INSTRUCTION: Check each line of the entries below for the string "this"; copy every line where it appears.

· · ·

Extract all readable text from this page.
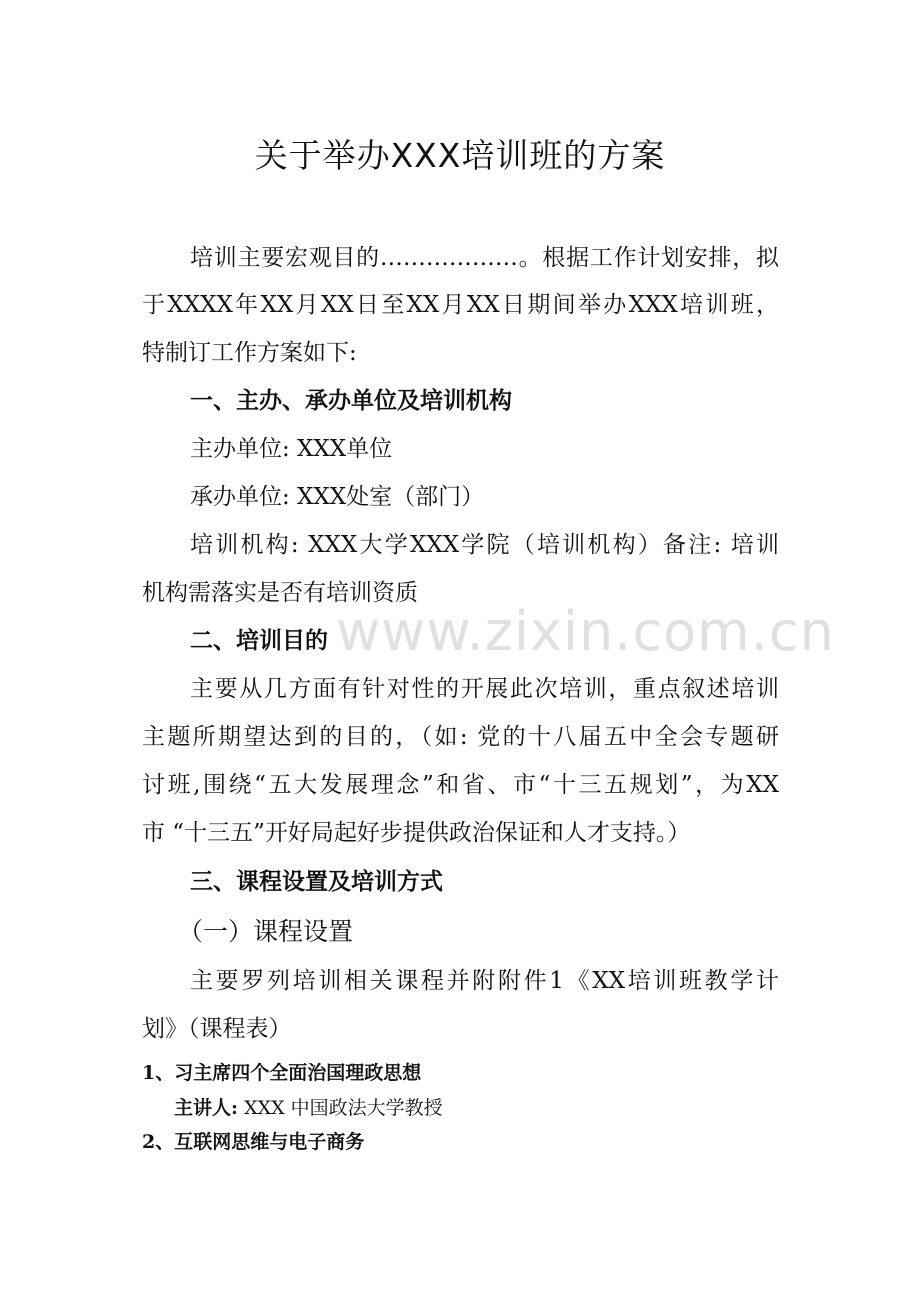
关于举办XXX培训班的方案
培训主要宏观目的………………。根据工作计划安排，拟
于XXXX年XX月XX日至XX月XX日期间举办XXX培训班，
特制订工作方案如下:
一、主办、承办单位及培训机构
主办单位: XXX单位
承办单位: XXX处室（部门）
培训机构: XXX大学XXX学院（培训机构）备注: 培训
机构需落实是否有培训资质
二、培训目的
主要从几方面有针对性的开展此次培训，重点叙述培训
主题所期望达到的目的，（如: 党的十八届五中全会专题研
讨班,围绕“五大发展理念”和省、市“十三五规划”，为XX
市 “十三五”开好局起好步提供政治保证和人才支持。）
三、课程设置及培训方式
（一）课程设置
主要罗列培训相关课程并附附件1《XX培训班教学计
划》（课程表）
1、习主席四个全面治国理政思想
主讲人: XXX 中国政法大学教授
2、互联网思维与电子商务
www.zixin.com.cn
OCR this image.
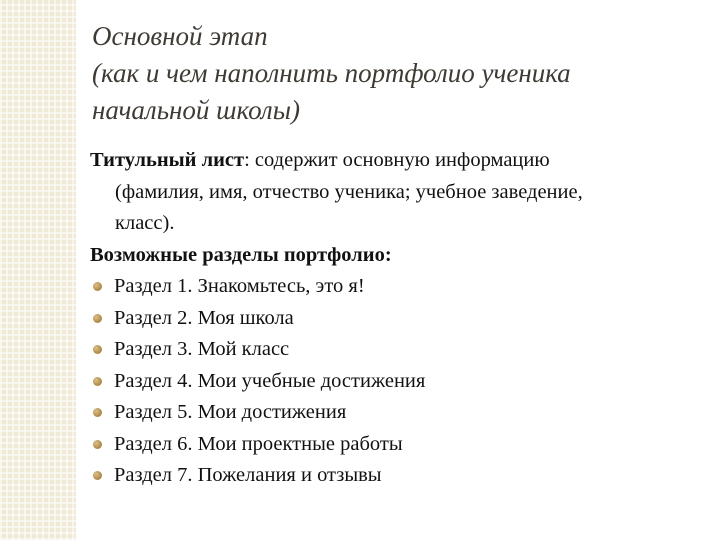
Основной этап
(как и чем наполнить портфолио ученика
начальной школы)

Титульный лист: содержит основную информацию
(фамилия, имя, отчество ученика; учебное заведение,
класс).

Возможные разделы портфолио:

Раздел 1. Знакомьтесь, это я!
Раздел 2. Моя школа
Раздел 3. Мой класс
Раздел 4. Мои учебные достижения
Раздел 5. Мои достижения
Раздел 6. Мои проектные работы
Раздел 7. Пожелания и отзывы
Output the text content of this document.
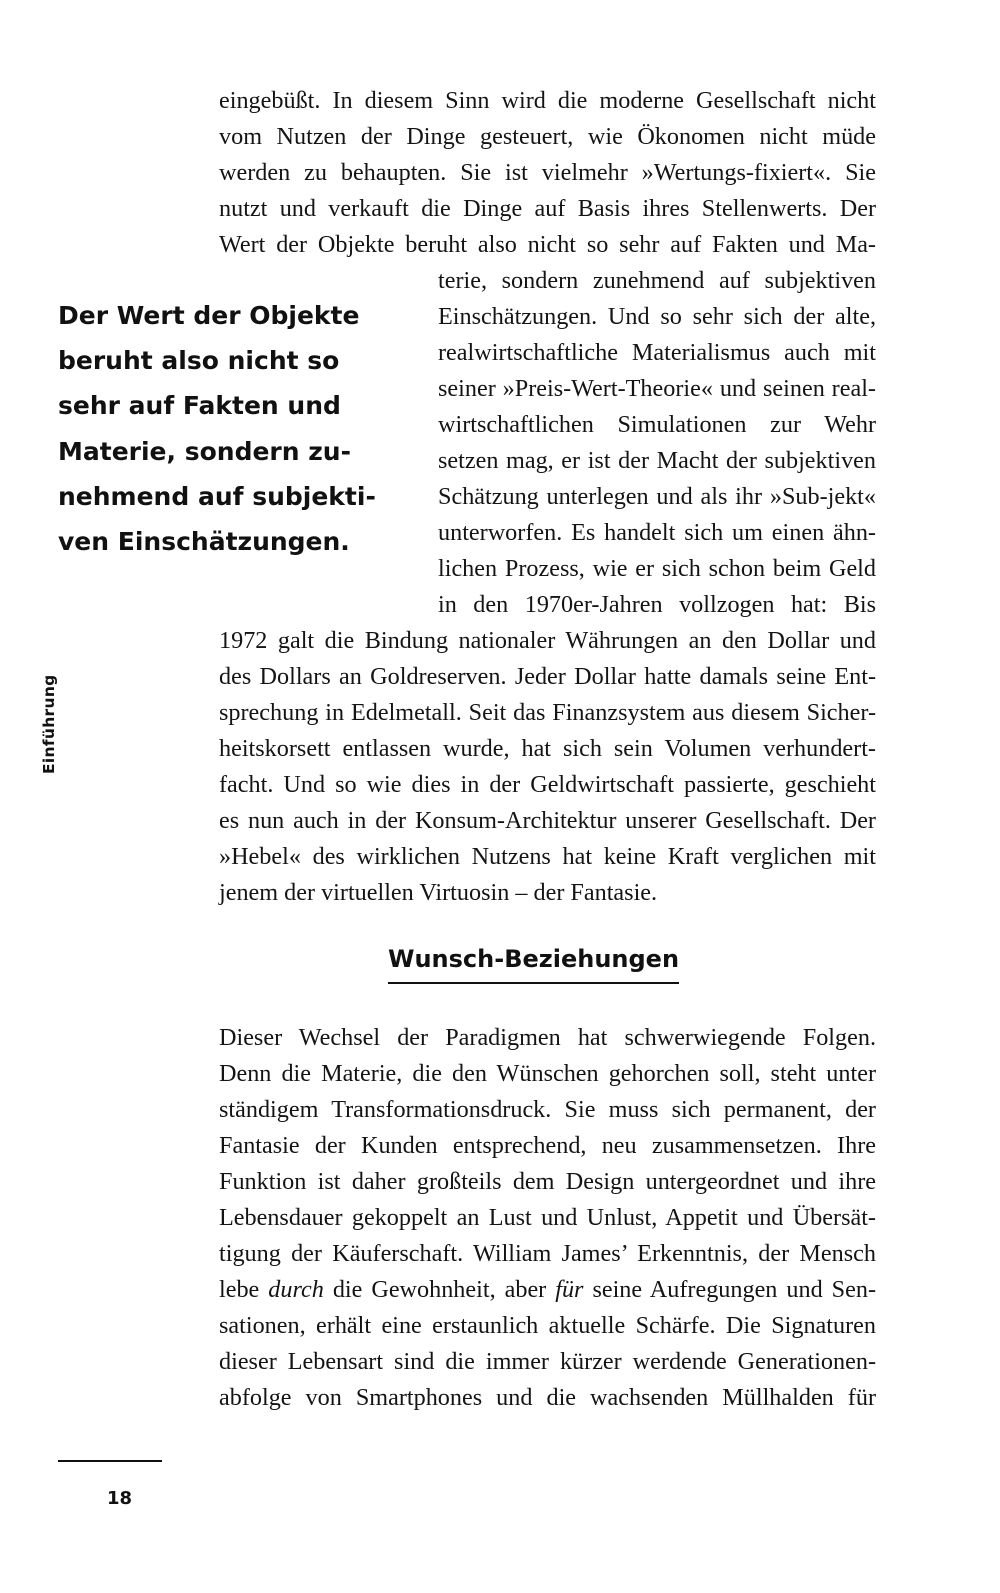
eingebüßt. In diesem Sinn wird die moderne Gesellschaft nicht
vom Nutzen der Dinge gesteuert, wie Ökonomen nicht müde
werden zu behaupten. Sie ist vielmehr »Wertungs-fixiert«. Sie
nutzt und verkauft die Dinge auf Basis ihres Stellenwerts. Der
Wert der Objekte beruht also nicht so sehr auf Fakten und Ma-
terie, sondern zunehmend auf subjektiven
Einschätzungen. Und so sehr sich der alte,
realwirtschaftliche Materialismus auch mit
seiner »Preis-Wert-Theorie« und seinen real-
wirtschaftlichen Simulationen zur Wehr
setzen mag, er ist der Macht der subjektiven
Schätzung unterlegen und als ihr »Sub-jekt«
unterworfen. Es handelt sich um einen ähn-
lichen Prozess, wie er sich schon beim Geld
in den 1970er-Jahren vollzogen hat: Bis
1972 galt die Bindung nationaler Währungen an den Dollar und
des Dollars an Goldreserven. Jeder Dollar hatte damals seine Ent-
sprechung in Edelmetall. Seit das Finanzsystem aus diesem Sicher-
heitskorsett entlassen wurde, hat sich sein Volumen verhundert-
facht. Und so wie dies in der Geldwirtschaft passierte, geschieht
es nun auch in der Konsum-Architektur unserer Gesellschaft. Der
»Hebel« des wirklichen Nutzens hat keine Kraft verglichen mit
jenem der virtuellen Virtuosin – der Fantasie.
Der Wert der Objekte
beruht also nicht so
sehr auf Fakten und
Materie, sondern zu-
nehmend auf subjekti-
ven Einschätzungen.
Einführung
Wunsch-Beziehungen
Dieser Wechsel der Paradigmen hat schwerwiegende Folgen.
Denn die Materie, die den Wünschen gehorchen soll, steht unter
ständigem Transformationsdruck. Sie muss sich permanent, der
Fantasie der Kunden entsprechend, neu zusammensetzen. Ihre
Funktion ist daher großteils dem Design untergeordnet und ihre
Lebensdauer gekoppelt an Lust und Unlust, Appetit und Übersät-
tigung der Käuferschaft. William James’ Erkenntnis, der Mensch
lebe durch die Gewohnheit, aber für seine Aufregungen und Sen-
sationen, erhält eine erstaunlich aktuelle Schärfe. Die Signaturen
dieser Lebensart sind die immer kürzer werdende Generationen-
abfolge von Smartphones und die wachsenden Müllhalden für
18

· · ·

PROBLEM SOLUTION:
Extract all readable text from this page.
OCR this image.
Output the text content of this document.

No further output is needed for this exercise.